▸ **RECORD SET**

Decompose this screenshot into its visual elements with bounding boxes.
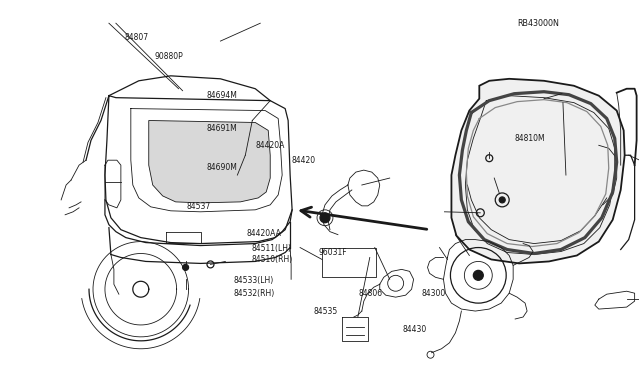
Circle shape	[474, 270, 483, 280]
Circle shape	[499, 197, 505, 203]
Text: 84430: 84430	[403, 325, 427, 334]
Text: 84532(RH): 84532(RH)	[234, 289, 275, 298]
Text: 84420AA: 84420AA	[246, 230, 282, 238]
Text: RB43000N: RB43000N	[518, 19, 559, 28]
Text: 84694M: 84694M	[207, 91, 237, 100]
Text: 84537: 84537	[186, 202, 211, 211]
Text: 84420: 84420	[291, 155, 316, 165]
Text: 84535: 84535	[314, 307, 338, 316]
Text: 96031F: 96031F	[319, 248, 348, 257]
Text: 84300: 84300	[422, 289, 446, 298]
Polygon shape	[451, 79, 625, 263]
Text: 90880P: 90880P	[154, 52, 183, 61]
Circle shape	[320, 213, 330, 223]
Circle shape	[182, 264, 189, 270]
Text: 84806: 84806	[358, 289, 382, 298]
Text: 84511(LH): 84511(LH)	[252, 244, 292, 253]
Text: 84810M: 84810M	[515, 134, 545, 143]
Text: 84420A: 84420A	[255, 141, 284, 150]
Text: 84690M: 84690M	[207, 163, 237, 172]
Text: 84691M: 84691M	[207, 124, 237, 133]
Text: 84510(RH): 84510(RH)	[252, 255, 293, 264]
Text: 84807: 84807	[124, 33, 148, 42]
Polygon shape	[148, 121, 270, 203]
Text: 84533(LH): 84533(LH)	[234, 276, 274, 285]
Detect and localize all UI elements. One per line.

▸ **AIM**
Pull out every line of the entries above that contains the string "Circle".

▸ **TASK ANSWER**
Circle shape	[474, 270, 483, 280]
Circle shape	[499, 197, 505, 203]
Circle shape	[320, 213, 330, 223]
Circle shape	[182, 264, 189, 270]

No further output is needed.